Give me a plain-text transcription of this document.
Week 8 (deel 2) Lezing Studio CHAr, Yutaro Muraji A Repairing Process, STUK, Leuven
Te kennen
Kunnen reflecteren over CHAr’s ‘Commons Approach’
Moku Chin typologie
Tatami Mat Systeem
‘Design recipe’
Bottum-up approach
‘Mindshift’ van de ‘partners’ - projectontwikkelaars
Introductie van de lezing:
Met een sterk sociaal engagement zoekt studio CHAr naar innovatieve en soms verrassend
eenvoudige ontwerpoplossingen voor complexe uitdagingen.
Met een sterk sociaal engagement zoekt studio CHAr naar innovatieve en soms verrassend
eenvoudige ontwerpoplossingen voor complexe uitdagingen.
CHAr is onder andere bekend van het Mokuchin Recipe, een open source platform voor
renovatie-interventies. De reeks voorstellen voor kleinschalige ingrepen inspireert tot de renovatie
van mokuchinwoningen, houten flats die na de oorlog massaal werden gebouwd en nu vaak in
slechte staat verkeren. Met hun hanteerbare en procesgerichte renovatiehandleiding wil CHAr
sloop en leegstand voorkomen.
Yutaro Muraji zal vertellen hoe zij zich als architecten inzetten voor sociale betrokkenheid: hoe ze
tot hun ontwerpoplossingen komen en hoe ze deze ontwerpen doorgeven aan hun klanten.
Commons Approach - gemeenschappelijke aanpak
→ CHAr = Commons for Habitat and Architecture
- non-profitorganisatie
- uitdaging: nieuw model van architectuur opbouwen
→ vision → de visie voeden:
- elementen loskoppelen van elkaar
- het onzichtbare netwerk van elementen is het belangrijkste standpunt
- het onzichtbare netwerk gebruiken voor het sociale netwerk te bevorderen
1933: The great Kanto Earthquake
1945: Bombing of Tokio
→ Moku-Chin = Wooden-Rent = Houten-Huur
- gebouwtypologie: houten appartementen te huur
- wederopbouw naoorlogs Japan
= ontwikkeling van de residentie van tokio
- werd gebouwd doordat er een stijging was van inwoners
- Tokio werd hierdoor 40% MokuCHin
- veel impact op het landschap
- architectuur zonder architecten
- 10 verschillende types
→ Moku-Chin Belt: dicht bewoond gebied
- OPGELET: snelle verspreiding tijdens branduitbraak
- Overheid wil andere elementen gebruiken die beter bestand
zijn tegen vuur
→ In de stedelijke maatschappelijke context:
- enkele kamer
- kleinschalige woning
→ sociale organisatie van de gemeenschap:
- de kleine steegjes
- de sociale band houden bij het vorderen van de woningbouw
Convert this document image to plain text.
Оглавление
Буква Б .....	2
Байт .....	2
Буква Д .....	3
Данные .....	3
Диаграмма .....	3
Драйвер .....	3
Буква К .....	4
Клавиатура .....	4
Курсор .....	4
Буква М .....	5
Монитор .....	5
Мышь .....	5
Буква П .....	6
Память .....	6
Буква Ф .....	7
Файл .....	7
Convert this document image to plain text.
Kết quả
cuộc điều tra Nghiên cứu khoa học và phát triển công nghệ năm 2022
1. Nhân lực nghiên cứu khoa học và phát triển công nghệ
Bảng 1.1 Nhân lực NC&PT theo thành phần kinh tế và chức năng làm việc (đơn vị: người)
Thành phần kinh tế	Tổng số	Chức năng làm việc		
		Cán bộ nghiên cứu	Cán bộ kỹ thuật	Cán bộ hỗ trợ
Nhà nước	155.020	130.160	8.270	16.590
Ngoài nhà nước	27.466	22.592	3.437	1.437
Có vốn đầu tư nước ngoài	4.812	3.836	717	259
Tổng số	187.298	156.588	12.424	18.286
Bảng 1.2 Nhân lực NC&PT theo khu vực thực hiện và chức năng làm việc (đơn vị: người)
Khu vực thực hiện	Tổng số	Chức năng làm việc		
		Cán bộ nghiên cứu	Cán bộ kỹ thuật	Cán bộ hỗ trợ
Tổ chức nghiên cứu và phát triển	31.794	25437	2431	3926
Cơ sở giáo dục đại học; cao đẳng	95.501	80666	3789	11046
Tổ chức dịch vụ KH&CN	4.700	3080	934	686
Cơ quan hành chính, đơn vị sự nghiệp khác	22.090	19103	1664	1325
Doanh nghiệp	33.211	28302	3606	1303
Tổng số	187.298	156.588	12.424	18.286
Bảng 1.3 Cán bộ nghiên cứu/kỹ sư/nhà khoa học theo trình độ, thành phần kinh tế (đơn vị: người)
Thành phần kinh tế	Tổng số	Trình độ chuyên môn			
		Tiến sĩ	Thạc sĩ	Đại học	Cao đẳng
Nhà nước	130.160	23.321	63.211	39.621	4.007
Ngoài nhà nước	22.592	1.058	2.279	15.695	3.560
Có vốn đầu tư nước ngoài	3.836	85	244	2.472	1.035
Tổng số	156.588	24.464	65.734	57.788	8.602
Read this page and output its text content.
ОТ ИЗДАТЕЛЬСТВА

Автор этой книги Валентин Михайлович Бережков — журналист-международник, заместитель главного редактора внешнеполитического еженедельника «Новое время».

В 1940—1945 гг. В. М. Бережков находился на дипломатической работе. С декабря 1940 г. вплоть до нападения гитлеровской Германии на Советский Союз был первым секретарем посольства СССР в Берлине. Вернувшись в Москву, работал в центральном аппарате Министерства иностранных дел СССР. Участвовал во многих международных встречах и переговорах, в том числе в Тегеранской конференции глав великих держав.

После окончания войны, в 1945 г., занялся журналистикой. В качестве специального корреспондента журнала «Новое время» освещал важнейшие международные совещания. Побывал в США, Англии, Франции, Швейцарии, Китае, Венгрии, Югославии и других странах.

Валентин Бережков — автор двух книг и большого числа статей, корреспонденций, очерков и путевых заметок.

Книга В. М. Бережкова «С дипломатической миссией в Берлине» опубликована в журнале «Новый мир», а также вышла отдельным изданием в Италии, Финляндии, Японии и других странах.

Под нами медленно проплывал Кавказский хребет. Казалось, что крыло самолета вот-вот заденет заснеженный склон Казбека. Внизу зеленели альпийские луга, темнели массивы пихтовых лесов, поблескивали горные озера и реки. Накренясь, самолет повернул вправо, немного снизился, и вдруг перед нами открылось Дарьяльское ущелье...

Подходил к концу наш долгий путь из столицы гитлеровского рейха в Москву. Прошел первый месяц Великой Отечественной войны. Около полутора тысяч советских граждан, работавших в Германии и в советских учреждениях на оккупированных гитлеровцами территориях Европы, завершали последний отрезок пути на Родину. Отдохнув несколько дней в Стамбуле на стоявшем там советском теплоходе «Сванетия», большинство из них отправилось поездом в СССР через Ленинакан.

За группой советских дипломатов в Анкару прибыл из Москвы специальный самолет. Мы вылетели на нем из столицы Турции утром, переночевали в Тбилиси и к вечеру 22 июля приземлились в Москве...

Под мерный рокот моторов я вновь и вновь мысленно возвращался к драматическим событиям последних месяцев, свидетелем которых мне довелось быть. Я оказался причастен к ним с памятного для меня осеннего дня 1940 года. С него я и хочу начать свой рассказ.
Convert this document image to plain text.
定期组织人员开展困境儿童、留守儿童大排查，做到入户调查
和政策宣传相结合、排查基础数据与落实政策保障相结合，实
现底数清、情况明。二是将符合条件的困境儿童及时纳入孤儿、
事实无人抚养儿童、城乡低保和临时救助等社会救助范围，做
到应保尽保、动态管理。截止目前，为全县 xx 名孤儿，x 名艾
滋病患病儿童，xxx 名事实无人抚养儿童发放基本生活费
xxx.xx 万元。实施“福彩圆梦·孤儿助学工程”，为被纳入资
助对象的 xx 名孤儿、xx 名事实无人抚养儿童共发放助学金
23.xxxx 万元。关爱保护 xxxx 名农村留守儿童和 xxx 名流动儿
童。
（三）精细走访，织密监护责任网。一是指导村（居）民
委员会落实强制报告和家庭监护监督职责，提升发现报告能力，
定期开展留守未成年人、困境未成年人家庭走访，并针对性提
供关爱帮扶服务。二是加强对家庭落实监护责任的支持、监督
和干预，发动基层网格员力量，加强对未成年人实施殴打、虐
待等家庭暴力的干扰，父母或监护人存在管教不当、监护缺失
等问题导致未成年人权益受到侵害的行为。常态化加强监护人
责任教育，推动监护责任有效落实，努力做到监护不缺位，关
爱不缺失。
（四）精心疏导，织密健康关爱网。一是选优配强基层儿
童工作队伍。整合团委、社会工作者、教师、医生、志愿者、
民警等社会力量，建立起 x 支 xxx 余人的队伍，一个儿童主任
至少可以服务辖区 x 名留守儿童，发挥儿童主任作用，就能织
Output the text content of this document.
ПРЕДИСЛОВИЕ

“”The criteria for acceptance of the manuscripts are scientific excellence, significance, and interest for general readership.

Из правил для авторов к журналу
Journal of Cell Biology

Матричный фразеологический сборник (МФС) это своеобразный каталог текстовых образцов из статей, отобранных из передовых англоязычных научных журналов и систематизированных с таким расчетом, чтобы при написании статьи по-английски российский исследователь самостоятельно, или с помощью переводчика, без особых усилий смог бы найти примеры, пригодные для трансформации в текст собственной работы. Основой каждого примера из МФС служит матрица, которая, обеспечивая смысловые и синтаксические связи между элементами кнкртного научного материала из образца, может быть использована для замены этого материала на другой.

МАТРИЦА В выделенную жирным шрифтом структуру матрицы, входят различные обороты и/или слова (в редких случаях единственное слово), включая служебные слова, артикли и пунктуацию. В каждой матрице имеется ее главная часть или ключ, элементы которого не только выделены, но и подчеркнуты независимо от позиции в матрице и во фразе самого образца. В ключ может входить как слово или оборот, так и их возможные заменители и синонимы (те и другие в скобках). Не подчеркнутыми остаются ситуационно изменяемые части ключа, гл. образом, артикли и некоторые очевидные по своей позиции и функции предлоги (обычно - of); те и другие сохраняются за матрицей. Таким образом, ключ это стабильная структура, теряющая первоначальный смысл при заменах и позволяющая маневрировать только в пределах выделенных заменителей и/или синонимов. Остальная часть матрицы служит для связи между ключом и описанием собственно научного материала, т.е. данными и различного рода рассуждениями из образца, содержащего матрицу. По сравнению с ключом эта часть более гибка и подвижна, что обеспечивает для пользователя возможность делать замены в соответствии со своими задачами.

—————

### SET EXERCISE
Write out every line from the entries where "content" appears.

### ANSWER TO THIS TASK
Read this page and output its text content.
Output the text content of this document.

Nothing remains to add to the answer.